Basta ao Feminicídio é o grito do Levante de Mulheres em várias capitais

A mobilização contra o feminicídio encheus as cidades brasileiras neste domingo (7), em um grande ato com a participação de milhares de mulheres e homens. Nas faixas e nos discursos, o levante pediu o fim da violência contra as mulheres, com penas mais duras para crimes motivados por misoginia, e combate ao discurso de ódio.

O ato trouxe para a discussão questões estruturais que reforçam e mantém a violência de gênero. Entre os temas estavam legislação, liberdade e respeito.

“Vim hoje porque acho que é muito importante tornar visível a questão de quanto a misoginia fere o direito da mulher de existir, a nossa verdade de viver. Eu acho que tudo começa aí. Ela é tudo que fere a liberdade da mulher”, disse a professora Jessica Torres, 39 anos.

Para ela, não há uma idade a partir da qual se deve falar sobre o assunto com as crianças. A docente trabalha o tema como parte do conteúdo desde o ensino infantil,  já que os pequenos costumam repetir comportamentos da família, inclusive os discriminatórios.

“Por isso é importante que os professores abordem com livros, atividades, com carinho e cuidado, demonstrem o que são atitudes misóginas. É uma coisa que pode ser leve, entende? A gente não está aqui para ser agressivo, a gente só quer poder ser livre”, acrescenta.

→ Material de origem:

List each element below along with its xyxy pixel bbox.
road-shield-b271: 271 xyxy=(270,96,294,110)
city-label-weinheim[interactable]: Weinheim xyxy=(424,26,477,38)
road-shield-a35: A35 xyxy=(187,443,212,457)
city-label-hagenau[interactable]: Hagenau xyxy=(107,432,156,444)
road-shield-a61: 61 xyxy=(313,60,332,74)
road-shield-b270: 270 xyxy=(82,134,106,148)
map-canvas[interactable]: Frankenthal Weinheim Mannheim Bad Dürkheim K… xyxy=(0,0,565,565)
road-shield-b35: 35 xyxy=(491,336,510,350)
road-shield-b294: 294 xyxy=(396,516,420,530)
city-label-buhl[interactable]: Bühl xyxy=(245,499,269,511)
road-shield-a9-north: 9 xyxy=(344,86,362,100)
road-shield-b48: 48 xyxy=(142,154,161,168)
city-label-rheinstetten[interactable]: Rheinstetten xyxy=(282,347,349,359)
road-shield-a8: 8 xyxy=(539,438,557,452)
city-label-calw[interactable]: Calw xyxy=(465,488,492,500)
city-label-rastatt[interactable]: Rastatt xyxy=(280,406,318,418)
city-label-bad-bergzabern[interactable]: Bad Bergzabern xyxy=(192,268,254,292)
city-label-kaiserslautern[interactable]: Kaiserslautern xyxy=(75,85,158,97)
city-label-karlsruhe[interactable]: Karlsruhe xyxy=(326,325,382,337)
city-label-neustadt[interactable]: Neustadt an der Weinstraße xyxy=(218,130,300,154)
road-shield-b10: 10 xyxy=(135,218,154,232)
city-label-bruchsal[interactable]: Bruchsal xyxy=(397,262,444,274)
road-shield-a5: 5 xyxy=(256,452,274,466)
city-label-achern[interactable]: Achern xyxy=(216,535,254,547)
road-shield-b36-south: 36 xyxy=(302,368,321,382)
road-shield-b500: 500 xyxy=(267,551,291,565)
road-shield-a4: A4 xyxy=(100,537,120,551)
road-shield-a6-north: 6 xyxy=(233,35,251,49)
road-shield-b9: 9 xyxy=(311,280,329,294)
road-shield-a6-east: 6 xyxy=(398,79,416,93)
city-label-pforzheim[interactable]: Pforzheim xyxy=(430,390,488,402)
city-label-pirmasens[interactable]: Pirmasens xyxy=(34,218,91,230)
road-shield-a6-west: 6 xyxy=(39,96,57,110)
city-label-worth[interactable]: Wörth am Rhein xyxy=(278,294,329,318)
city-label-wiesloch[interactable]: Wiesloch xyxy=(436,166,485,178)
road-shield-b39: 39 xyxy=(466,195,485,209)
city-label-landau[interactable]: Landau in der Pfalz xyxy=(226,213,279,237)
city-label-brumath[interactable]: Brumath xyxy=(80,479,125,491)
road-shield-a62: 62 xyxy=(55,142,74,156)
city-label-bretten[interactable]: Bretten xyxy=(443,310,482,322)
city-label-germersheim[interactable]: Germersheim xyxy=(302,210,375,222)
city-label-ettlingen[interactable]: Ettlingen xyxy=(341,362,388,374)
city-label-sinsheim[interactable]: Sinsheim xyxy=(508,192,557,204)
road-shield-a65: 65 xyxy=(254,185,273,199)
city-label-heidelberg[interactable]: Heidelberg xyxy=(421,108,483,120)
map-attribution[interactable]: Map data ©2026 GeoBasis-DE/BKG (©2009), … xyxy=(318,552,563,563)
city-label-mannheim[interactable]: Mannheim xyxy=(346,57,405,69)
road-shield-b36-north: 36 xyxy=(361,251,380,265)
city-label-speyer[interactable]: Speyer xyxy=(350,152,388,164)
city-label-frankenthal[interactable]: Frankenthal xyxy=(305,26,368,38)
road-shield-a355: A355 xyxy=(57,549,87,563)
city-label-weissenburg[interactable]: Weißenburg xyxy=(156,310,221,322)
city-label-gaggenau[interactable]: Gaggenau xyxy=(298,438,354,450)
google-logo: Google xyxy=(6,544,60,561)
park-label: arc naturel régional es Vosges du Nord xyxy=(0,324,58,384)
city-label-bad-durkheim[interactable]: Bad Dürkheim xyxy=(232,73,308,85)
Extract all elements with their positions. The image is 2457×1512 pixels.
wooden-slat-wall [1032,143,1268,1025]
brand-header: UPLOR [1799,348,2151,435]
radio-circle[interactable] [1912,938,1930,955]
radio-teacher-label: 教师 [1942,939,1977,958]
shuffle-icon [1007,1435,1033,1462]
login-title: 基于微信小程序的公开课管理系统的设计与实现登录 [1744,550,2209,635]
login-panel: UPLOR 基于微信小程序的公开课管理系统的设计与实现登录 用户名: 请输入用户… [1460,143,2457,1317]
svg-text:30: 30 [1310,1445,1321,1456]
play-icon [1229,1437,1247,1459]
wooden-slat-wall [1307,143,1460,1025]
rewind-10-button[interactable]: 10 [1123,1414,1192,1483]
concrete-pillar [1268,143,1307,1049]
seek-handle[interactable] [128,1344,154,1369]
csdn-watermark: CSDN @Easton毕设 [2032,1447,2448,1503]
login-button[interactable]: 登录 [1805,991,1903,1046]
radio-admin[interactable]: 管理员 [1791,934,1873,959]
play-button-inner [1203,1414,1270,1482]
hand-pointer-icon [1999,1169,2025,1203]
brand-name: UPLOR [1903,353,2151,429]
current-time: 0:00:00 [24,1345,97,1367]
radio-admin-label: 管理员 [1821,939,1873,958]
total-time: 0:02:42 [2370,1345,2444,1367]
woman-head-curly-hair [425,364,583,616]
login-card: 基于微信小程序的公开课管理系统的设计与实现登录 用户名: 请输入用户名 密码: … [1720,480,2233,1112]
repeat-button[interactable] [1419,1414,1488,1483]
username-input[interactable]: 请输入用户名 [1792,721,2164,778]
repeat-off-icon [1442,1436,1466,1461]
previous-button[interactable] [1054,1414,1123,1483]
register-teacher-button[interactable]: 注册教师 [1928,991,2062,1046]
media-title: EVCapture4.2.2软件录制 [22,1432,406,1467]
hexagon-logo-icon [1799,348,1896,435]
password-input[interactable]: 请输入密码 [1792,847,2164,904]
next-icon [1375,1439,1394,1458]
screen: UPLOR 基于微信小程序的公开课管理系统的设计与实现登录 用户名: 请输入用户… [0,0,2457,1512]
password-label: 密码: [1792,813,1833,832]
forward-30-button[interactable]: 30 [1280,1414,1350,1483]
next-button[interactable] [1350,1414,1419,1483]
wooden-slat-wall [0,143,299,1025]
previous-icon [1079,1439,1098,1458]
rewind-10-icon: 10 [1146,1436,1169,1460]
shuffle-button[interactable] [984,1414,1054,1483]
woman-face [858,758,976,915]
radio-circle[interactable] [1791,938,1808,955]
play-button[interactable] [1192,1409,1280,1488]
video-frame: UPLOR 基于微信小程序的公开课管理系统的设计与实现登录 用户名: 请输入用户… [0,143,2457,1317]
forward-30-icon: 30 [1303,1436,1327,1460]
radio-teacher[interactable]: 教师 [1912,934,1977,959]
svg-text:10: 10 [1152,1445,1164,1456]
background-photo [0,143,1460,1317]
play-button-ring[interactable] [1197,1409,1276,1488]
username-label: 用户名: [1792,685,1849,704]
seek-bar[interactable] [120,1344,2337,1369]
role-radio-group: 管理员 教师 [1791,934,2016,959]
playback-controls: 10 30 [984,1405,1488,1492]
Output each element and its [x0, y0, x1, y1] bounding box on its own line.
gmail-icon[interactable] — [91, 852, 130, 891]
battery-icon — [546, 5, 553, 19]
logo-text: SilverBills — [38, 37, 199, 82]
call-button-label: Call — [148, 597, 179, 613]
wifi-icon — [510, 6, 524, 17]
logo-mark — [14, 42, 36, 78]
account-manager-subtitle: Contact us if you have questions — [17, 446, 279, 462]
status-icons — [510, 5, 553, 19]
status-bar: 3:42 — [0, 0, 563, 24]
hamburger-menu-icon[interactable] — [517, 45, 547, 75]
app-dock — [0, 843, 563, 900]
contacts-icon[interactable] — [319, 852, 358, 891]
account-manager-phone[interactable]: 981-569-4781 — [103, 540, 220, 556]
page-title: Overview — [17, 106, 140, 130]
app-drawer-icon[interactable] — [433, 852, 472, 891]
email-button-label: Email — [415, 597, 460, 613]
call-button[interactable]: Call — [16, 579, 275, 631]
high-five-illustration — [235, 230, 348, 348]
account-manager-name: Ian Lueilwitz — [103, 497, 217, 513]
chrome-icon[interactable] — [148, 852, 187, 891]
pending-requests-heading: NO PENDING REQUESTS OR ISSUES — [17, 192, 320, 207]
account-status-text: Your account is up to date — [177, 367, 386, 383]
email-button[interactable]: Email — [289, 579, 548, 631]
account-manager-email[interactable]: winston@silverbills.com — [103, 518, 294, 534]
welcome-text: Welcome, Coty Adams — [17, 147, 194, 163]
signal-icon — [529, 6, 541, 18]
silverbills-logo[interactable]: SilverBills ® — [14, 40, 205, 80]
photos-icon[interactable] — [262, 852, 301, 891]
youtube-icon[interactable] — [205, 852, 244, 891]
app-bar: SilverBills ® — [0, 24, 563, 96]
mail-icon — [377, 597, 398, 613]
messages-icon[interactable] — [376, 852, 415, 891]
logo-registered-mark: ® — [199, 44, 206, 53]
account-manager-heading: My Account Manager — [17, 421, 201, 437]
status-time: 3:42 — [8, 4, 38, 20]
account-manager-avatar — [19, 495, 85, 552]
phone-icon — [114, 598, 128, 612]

→ Atividade 1:
Reproduza o trecho da reportagem sobre o levante contra o feminicídio, começando em "A mobilização contra" e seguindo até "liberdade e respeito.", trocando "violência" por "agressão".
→ Atividade 2:
Escreva a continuação da reportagem sobre o Levante de Mulheres contra o feminicídio, a partir do ponto em que ela termina.

→ Resultado da tarefa 1:
A mobilização contra o feminicídio encheus as cidades brasileiras neste domingo (7), em um grande ato com a participação de milhares de mulheres e homens. Nas faixas e nos discursos, o levante pediu o fim da agressão contra as mulheres, com penas mais duras para crimes motivados por misoginia, e combate ao discurso de ódio.

O ato trouxe para a discussão questões estruturais que reforçam e mantém a agressão de gênero. Entre os temas estavam legislação, liberdade e respeito.

→ Resultado da tarefa 2:
A pedagoga Fernanda Prince, 34 anos, trabalha com crianças de 6 a 8 anos. Ela considera muito fácil e interessante trabalhar o tema com esse público.

“Eles entendem muito fácil. É claro que sempre vai ter uma família ou outra que pode ver isso com maus olhos, mas é fundamental trabalhar essa pauta do feminicídio, da violência contra a mulher desde pequeno. E [esse tema] está em tudo, por exemplo, nos brinquedos, essa coisa de brinquedo de menina, brinquedo de menino, cor de menina, cor de menino. Tudo isso que parece ser bem ingênuo, na verdade, estão ali as sementinhas, tanto para o bem quanto para o mal” explica a docente, que foi para a mobilização neste domingo por já estar exausta. “Eu acho que não tem mais como não vir pra rua”, afirma, frente à quantidade de feminicídios e à facilidade com que pautas e influenciadores machistas destilam seu ódio em redes sociais e na comunicação eletrônica.